>> BEGIN DATASET CONTENT

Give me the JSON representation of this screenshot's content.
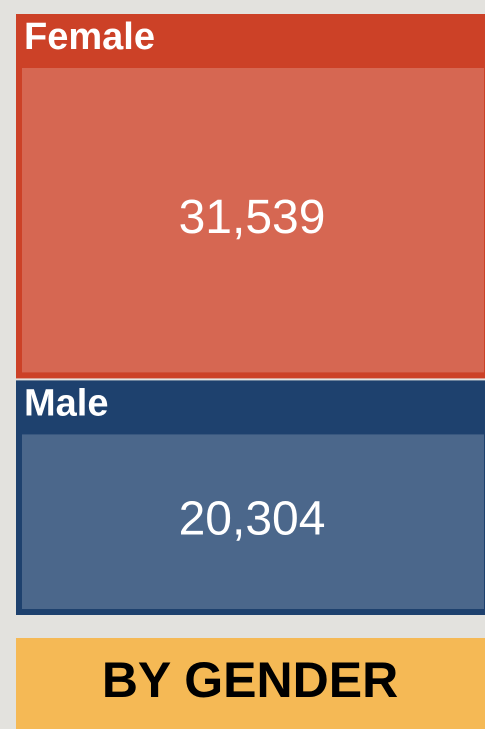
{
  "chart_data": {
    "type": "treemap",
    "title": "BY GENDER",
    "categories": [
      "Female",
      "Male"
    ],
    "values": [
      31539,
      20304
    ],
    "value_labels": [
      "31,539",
      "20,304"
    ],
    "colors": [
      "#cc4127",
      "#1e416e"
    ]
  }
}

>> END DATASET CONTENT

### [EXERCISE]
Leave out the pictures and restate everything else word for word.

### [RESPONSE TO THIS TASK]
Give me the JSON representation of this screenshot's content.
{
  "chart_data": {
    "type": "treemap",
    "title": "BY GENDER",
    "categories": [
      "Female",
      "Male"
    ],
    "values": [
      31539,
      20304
    ],
    "value_labels": [
      "31,539",
      "20,304"
    ],
    "colors": [
      "#cc4127",
      "#1e416e"
    ]
  }
}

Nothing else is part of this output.